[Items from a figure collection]
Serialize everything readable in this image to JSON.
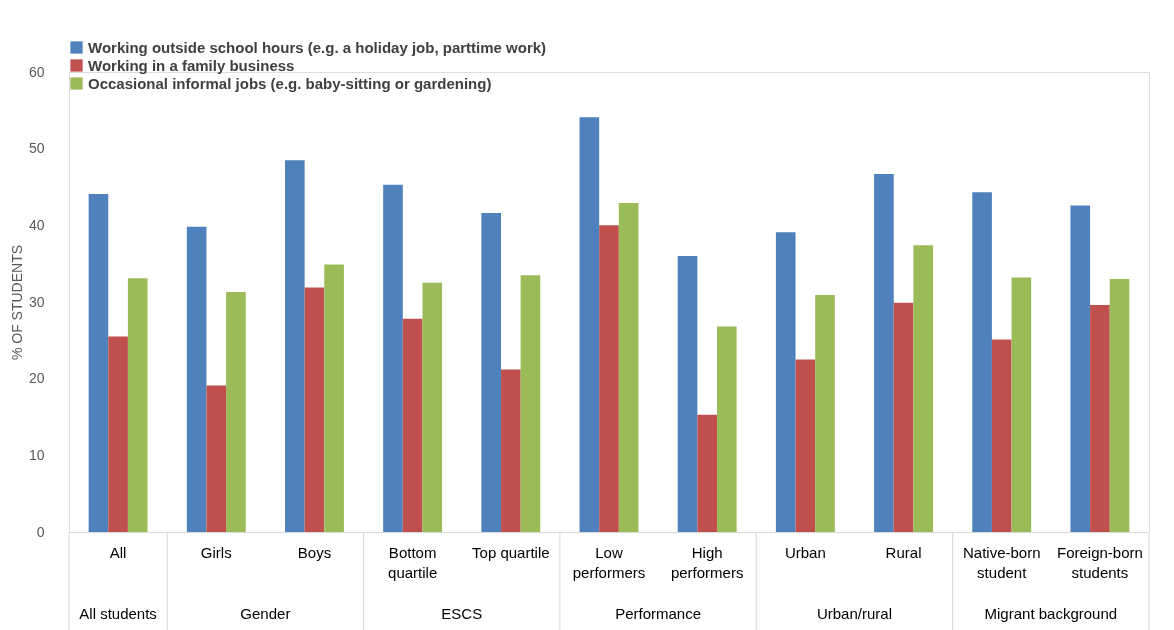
{
  "chart_data": {
    "type": "bar",
    "ylabel": "% OF STUDENTS",
    "categories": [
      "All",
      "Girls",
      "Boys",
      "Bottom\nquartile",
      "Top quartile",
      "Low\nperformers",
      "High\nperformers",
      "Urban",
      "Rural",
      "Native-born\nstudent",
      "Foreign-born\nstudents"
    ],
    "series": [
      {
        "name": "Working outside school hours (e.g. a holiday job, parttime work)",
        "color": "#4f81bd",
        "values": [
          44.1,
          39.8,
          48.5,
          45.3,
          41.6,
          54.1,
          36.0,
          39.1,
          46.7,
          44.3,
          42.6
        ]
      },
      {
        "name": "Working in a family business",
        "color": "#c0504d",
        "values": [
          25.5,
          19.1,
          31.9,
          27.8,
          21.2,
          40.0,
          15.3,
          22.5,
          29.9,
          25.1,
          29.6
        ]
      },
      {
        "name": "Occasional informal jobs (e.g. baby-sitting or gardening)",
        "color": "#9bbb59",
        "values": [
          33.1,
          31.3,
          34.9,
          32.5,
          33.5,
          42.9,
          26.8,
          30.9,
          37.4,
          33.2,
          33.0
        ]
      }
    ],
    "ylim": [
      0,
      60
    ],
    "yticks": [
      0,
      10,
      20,
      30,
      40,
      50,
      60
    ],
    "grid": false,
    "legend": "top",
    "annotations": [
      "All students",
      "Gender",
      "ESCS",
      "Performance",
      "Urban/rural",
      "Migrant background"
    ]
  }
}
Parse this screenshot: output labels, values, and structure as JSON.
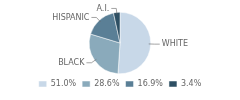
{
  "chart_data": {
    "type": "pie",
    "categories": [
      "WHITE",
      "BLACK",
      "HISPANIC",
      "A.I."
    ],
    "values": [
      51.0,
      28.6,
      16.9,
      3.4
    ],
    "value_labels": [
      "51.0%",
      "28.6%",
      "16.9%",
      "3.4%"
    ],
    "colors": [
      "#c8d8e8",
      "#8aaabb",
      "#5a7f96",
      "#2d4f63"
    ],
    "legend": "bottom"
  }
}
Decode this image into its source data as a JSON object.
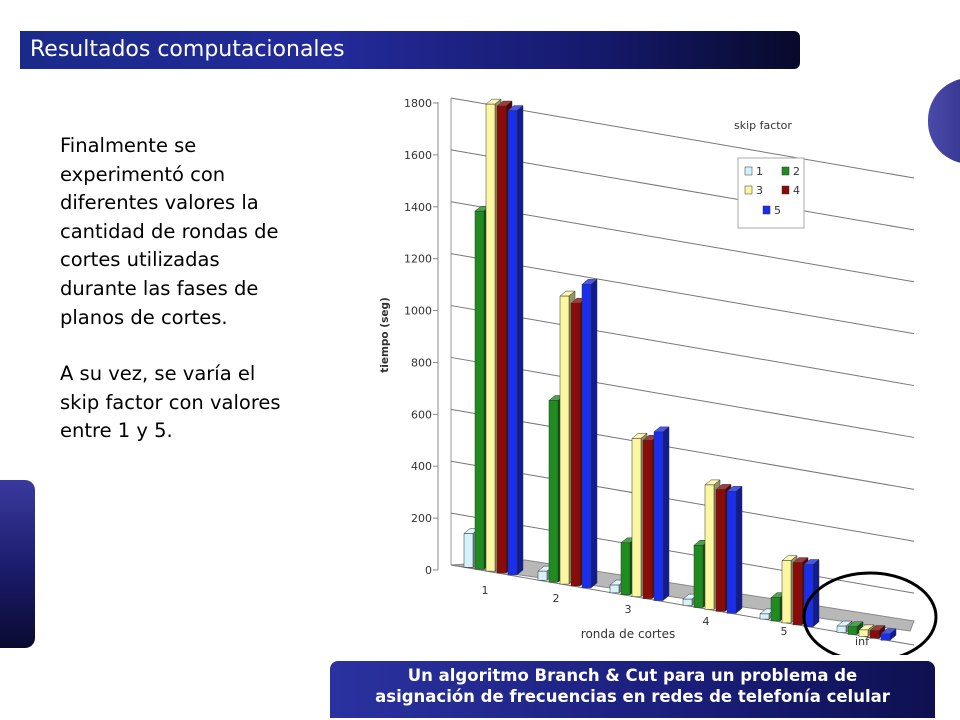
{
  "slide": {
    "title": "Resultados computacionales",
    "paragraph1": "Finalmente se\nexperimentó con\ndiferentes valores la\ncantidad de rondas de\ncortes utilizadas\ndurante las fases de\nplanos de cortes.",
    "paragraph2": "A su vez, se varía el\nskip factor con valores\nentre 1 y 5.",
    "footer": "Un algoritmo Branch & Cut para un problema de\nasignación de frecuencias en redes de telefonía celular"
  },
  "chart_data": {
    "type": "bar",
    "xlabel": "ronda de cortes",
    "ylabel": "tiempo (seg)",
    "categories": [
      "1",
      "2",
      "3",
      "4",
      "5",
      "inf"
    ],
    "yticks": [
      0,
      200,
      400,
      600,
      800,
      1000,
      1200,
      1400,
      1600,
      1800
    ],
    "ylim": [
      0,
      1800
    ],
    "legend_title": "skip factor",
    "legend_position": "top-right",
    "grid": true,
    "highlight_category": "inf",
    "series": [
      {
        "name": "1",
        "color": "#d4f2fa",
        "values": [
          130,
          35,
          30,
          25,
          20,
          25
        ]
      },
      {
        "name": "2",
        "color": "#1e8c1e",
        "values": [
          1380,
          700,
          200,
          240,
          90,
          30
        ]
      },
      {
        "name": "3",
        "color": "#fbf7a0",
        "values": [
          1800,
          1110,
          610,
          480,
          240,
          25
        ]
      },
      {
        "name": "4",
        "color": "#8b0a0a",
        "values": [
          1800,
          1090,
          610,
          470,
          240,
          30
        ]
      },
      {
        "name": "5",
        "color": "#1a2ef0",
        "values": [
          1790,
          1170,
          650,
          470,
          240,
          25
        ]
      }
    ]
  }
}
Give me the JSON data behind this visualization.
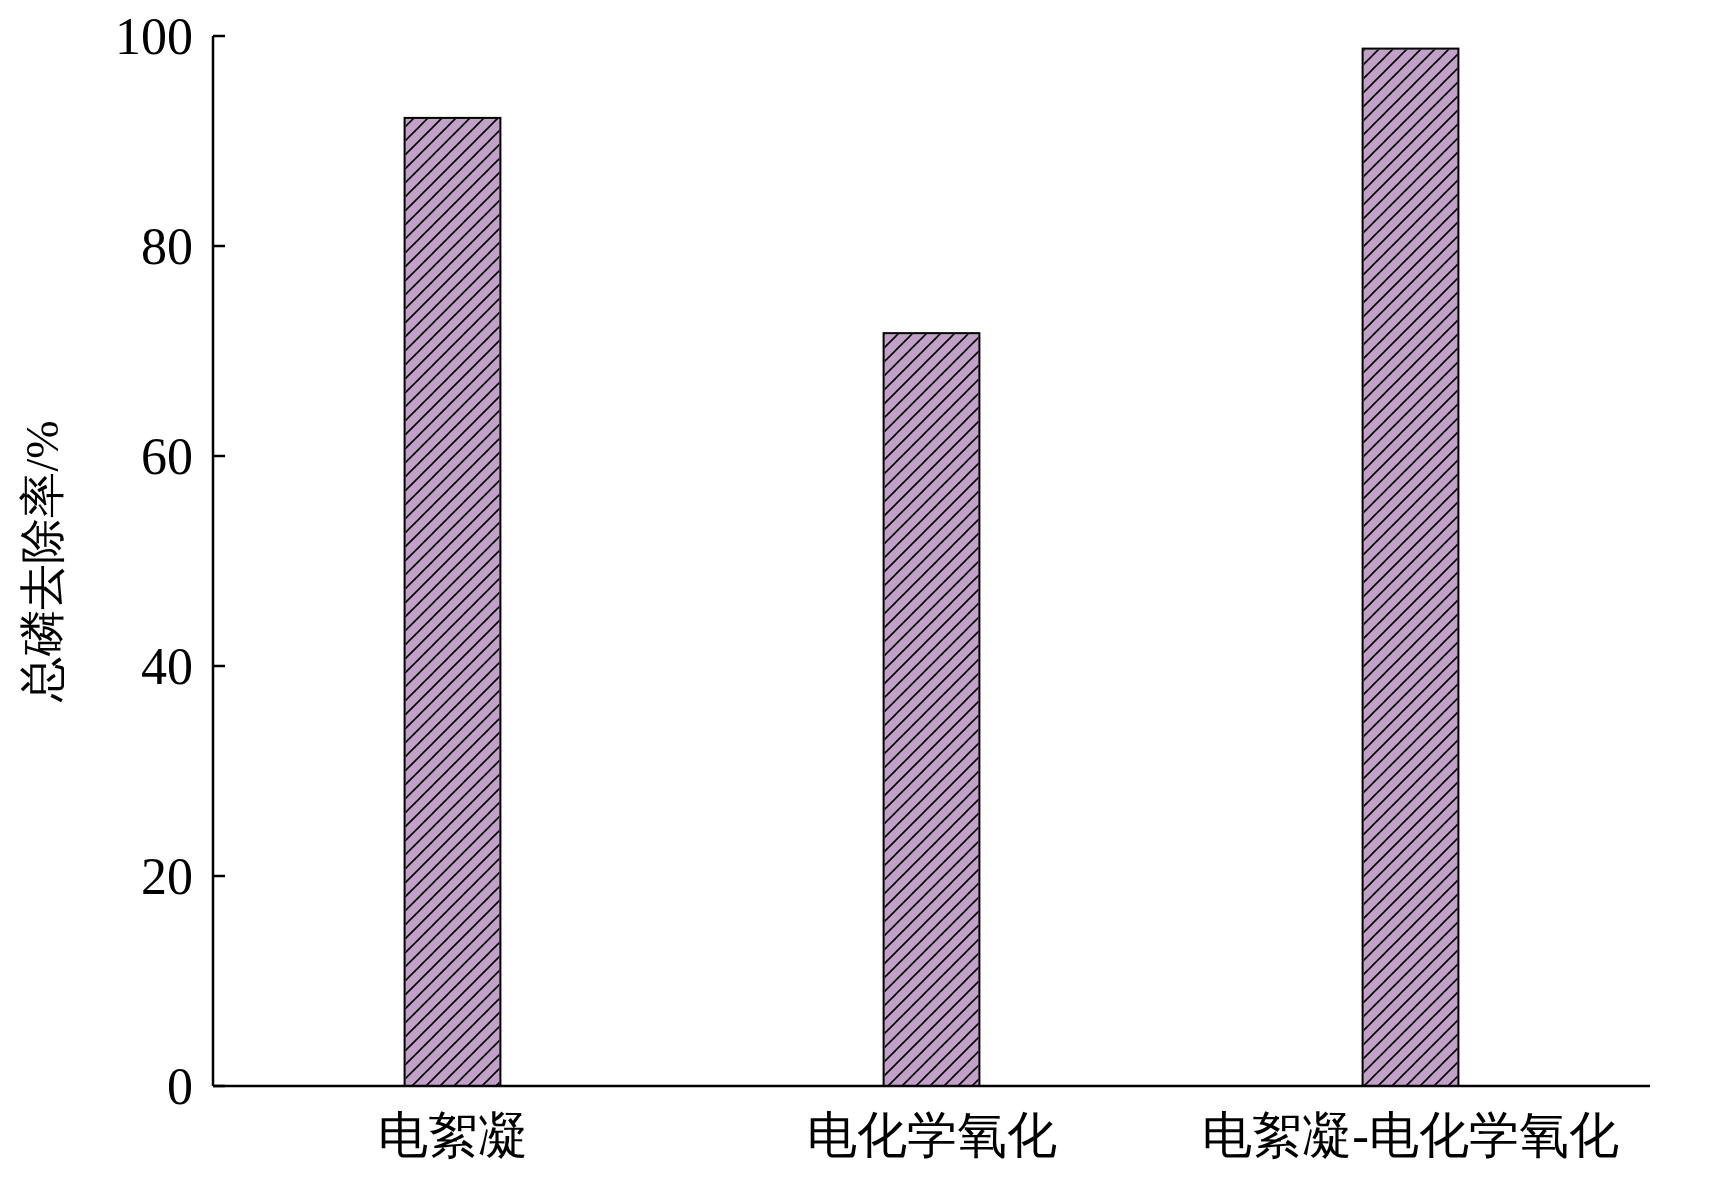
{
  "chart_data": {
    "type": "bar",
    "ylabel": "总磷去除率/%",
    "categories": [
      "电絮凝",
      "电化学氧化",
      "电絮凝-电化学氧化"
    ],
    "values": [
      92.2,
      71.7,
      98.8
    ],
    "color": "#c1a1c7",
    "ylim": [
      0,
      100
    ],
    "yticks": [
      0,
      20,
      40,
      60,
      80,
      100
    ]
  }
}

=== The request ===
Set down the line containing "Give me the", then every later line through the end of the material, exactly as written; omit any picture.

=== Output for this task ===
Give me the JSON data behind this visualization.
{
  "chart_data": {
    "type": "bar",
    "ylabel": "总磷去除率/%",
    "categories": [
      "电絮凝",
      "电化学氧化",
      "电絮凝-电化学氧化"
    ],
    "values": [
      92.2,
      71.7,
      98.8
    ],
    "color": "#c1a1c7",
    "ylim": [
      0,
      100
    ],
    "yticks": [
      0,
      20,
      40,
      60,
      80,
      100
    ]
  }
}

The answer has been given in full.